[Exercise description] Transcribe the full listing below exactly.

--- Records shown ---

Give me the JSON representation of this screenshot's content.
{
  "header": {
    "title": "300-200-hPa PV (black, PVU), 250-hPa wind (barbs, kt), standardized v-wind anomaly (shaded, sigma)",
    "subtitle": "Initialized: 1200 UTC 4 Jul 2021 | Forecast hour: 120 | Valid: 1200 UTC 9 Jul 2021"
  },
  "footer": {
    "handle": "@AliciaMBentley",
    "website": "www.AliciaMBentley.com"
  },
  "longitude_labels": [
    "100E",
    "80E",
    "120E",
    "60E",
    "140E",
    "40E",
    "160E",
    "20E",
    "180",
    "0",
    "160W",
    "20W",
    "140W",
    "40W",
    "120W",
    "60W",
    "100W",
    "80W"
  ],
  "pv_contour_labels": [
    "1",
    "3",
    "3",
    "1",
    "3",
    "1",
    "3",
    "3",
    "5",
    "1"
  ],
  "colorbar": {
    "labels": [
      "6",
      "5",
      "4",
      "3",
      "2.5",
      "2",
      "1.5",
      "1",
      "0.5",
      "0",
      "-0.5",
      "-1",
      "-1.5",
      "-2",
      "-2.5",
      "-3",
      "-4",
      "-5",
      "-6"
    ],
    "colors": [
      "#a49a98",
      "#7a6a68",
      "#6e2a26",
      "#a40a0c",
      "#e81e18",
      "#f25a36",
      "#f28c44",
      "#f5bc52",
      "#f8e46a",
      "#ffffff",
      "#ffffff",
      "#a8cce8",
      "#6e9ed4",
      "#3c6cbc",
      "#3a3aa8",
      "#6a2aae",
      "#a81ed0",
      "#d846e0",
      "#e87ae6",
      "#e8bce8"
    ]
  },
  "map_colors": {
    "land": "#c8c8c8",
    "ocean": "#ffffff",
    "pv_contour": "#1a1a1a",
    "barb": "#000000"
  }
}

---

[In response]
Give me the JSON representation of this screenshot's content.
{
  "header": {
    "title": "300-200-hPa PV (black, PVU), 250-hPa wind (barbs, kt), standardized v-wind anomaly (shaded, sigma)",
    "subtitle": "Initialized: 1200 UTC 4 Jul 2021 | Forecast hour: 120 | Valid: 1200 UTC 9 Jul 2021"
  },
  "footer": {
    "handle": "@AliciaMBentley",
    "website": "www.AliciaMBentley.com"
  },
  "longitude_labels": [
    "100E",
    "80E",
    "120E",
    "60E",
    "140E",
    "40E",
    "160E",
    "20E",
    "180",
    "0",
    "160W",
    "20W",
    "140W",
    "40W",
    "120W",
    "60W",
    "100W",
    "80W"
  ],
  "pv_contour_labels": [
    "1",
    "3",
    "3",
    "1",
    "3",
    "1",
    "3",
    "3",
    "5",
    "1"
  ],
  "colorbar": {
    "labels": [
      "6",
      "5",
      "4",
      "3",
      "2.5",
      "2",
      "1.5",
      "1",
      "0.5",
      "0",
      "-0.5",
      "-1",
      "-1.5",
      "-2",
      "-2.5",
      "-3",
      "-4",
      "-5",
      "-6"
    ],
    "colors": [
      "#a49a98",
      "#7a6a68",
      "#6e2a26",
      "#a40a0c",
      "#e81e18",
      "#f25a36",
      "#f28c44",
      "#f5bc52",
      "#f8e46a",
      "#ffffff",
      "#ffffff",
      "#a8cce8",
      "#6e9ed4",
      "#3c6cbc",
      "#3a3aa8",
      "#6a2aae",
      "#a81ed0",
      "#d846e0",
      "#e87ae6",
      "#e8bce8"
    ]
  },
  "map_colors": {
    "land": "#c8c8c8",
    "ocean": "#ffffff",
    "pv_contour": "#1a1a1a",
    "barb": "#000000"
  }
}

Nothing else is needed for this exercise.